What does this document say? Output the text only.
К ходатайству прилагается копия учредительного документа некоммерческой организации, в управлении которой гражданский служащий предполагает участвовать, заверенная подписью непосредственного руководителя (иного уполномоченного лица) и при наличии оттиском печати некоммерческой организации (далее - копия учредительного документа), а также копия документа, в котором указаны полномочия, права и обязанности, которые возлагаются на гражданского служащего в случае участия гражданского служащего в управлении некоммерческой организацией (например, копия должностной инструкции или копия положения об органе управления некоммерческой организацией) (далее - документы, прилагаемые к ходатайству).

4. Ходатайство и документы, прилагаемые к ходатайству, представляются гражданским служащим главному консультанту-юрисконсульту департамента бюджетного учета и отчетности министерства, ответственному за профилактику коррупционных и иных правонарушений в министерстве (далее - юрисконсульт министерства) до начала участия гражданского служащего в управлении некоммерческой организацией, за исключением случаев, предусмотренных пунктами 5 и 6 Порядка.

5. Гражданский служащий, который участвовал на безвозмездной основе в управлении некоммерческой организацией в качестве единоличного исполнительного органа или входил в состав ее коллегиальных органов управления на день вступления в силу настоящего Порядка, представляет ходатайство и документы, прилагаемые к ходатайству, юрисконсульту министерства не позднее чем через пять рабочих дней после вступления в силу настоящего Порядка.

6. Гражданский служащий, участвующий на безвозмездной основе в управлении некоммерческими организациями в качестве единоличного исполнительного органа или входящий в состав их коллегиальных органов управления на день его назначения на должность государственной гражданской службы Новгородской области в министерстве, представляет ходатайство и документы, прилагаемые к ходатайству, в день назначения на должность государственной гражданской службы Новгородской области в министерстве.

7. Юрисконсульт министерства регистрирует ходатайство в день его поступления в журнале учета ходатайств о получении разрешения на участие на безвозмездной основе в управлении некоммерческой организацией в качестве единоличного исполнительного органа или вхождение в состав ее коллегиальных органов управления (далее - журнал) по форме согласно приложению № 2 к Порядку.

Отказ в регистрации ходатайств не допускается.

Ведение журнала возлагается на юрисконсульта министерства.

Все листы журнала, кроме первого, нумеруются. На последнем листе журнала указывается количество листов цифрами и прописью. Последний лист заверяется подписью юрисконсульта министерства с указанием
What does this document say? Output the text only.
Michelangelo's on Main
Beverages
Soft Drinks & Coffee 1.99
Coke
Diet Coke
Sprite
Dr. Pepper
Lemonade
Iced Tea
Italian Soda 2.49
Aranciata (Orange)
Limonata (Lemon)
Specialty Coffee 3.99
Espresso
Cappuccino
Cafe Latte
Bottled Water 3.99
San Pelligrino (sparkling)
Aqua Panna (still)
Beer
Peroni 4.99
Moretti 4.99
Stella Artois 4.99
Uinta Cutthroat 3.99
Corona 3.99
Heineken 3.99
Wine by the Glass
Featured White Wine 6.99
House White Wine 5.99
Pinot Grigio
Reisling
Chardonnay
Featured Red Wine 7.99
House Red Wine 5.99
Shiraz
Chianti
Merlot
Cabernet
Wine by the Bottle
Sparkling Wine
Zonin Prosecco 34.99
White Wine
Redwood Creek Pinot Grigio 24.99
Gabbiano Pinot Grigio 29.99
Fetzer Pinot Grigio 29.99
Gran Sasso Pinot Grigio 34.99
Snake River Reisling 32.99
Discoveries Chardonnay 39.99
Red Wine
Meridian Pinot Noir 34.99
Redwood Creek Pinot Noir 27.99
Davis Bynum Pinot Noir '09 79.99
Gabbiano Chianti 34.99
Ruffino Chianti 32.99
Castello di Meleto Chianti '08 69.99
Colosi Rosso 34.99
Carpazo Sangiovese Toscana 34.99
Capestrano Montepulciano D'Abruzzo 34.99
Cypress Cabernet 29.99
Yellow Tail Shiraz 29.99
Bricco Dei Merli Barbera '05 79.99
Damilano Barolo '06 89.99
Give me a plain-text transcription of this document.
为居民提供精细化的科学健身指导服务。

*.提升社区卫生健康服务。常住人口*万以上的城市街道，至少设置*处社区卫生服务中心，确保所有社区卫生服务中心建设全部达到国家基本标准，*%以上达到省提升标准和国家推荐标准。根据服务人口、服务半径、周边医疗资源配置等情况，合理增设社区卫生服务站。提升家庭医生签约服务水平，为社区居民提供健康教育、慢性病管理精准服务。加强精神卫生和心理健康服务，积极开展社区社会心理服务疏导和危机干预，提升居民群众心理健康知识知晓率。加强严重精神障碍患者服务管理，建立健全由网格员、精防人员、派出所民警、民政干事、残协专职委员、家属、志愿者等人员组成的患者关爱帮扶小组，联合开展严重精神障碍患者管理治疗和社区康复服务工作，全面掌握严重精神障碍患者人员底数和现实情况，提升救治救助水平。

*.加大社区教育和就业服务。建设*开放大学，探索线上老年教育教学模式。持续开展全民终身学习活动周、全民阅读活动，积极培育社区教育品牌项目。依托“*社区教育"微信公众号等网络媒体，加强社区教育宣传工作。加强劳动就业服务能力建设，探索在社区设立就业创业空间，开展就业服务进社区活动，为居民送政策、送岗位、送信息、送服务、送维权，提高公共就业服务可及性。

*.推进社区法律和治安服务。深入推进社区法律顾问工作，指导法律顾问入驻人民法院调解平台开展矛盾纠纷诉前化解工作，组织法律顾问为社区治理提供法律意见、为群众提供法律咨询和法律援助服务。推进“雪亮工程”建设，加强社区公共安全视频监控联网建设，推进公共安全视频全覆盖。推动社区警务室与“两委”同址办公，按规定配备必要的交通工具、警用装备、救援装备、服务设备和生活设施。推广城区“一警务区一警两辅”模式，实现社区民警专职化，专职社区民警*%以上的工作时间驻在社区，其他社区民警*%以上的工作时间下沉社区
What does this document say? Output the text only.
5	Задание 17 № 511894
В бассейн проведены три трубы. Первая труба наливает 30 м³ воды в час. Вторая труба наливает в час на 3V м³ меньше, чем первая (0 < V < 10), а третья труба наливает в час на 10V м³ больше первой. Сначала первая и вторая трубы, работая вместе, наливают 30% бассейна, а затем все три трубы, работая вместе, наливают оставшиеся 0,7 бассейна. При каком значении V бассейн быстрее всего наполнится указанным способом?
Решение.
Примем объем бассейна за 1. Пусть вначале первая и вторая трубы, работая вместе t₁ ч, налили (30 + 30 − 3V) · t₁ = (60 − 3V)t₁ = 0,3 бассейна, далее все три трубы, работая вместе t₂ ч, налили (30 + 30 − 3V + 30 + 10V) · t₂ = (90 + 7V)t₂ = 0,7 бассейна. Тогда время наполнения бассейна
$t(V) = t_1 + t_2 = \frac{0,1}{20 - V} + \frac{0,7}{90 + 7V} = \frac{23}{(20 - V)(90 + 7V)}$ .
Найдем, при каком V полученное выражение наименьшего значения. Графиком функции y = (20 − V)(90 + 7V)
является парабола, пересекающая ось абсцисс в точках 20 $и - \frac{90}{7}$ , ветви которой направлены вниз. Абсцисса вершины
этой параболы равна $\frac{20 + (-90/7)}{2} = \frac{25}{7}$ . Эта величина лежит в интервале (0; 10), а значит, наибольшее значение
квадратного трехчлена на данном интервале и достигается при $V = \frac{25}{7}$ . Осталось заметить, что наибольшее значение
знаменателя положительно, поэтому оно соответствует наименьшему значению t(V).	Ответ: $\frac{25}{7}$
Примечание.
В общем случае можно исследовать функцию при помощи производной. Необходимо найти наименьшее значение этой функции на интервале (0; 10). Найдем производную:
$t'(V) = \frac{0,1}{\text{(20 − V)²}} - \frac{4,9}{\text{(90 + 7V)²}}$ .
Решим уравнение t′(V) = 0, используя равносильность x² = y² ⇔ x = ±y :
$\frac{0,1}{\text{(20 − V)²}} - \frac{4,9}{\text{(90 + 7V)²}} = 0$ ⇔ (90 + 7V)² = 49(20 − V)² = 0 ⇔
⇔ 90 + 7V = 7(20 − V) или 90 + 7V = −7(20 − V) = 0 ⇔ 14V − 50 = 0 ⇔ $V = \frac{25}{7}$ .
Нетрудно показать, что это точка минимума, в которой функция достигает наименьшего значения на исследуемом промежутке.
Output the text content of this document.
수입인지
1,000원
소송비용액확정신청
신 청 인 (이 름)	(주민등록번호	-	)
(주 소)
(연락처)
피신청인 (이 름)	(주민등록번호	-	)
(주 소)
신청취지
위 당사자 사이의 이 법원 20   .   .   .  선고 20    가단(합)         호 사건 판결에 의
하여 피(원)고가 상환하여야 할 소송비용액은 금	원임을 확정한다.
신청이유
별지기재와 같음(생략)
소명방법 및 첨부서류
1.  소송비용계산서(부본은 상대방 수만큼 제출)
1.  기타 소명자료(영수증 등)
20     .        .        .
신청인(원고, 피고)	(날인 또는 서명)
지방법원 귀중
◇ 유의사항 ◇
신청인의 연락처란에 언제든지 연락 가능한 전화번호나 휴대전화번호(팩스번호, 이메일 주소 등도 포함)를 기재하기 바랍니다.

━━━━━━

• _Exercise brief_:
Copy every line above in which the string "Noir" shows up.

• _Solution to the exercise_:
Meridian Pinot Noir 34.99
Redwood Creek Pinot Noir 27.99
Davis Bynum Pinot Noir '09 79.99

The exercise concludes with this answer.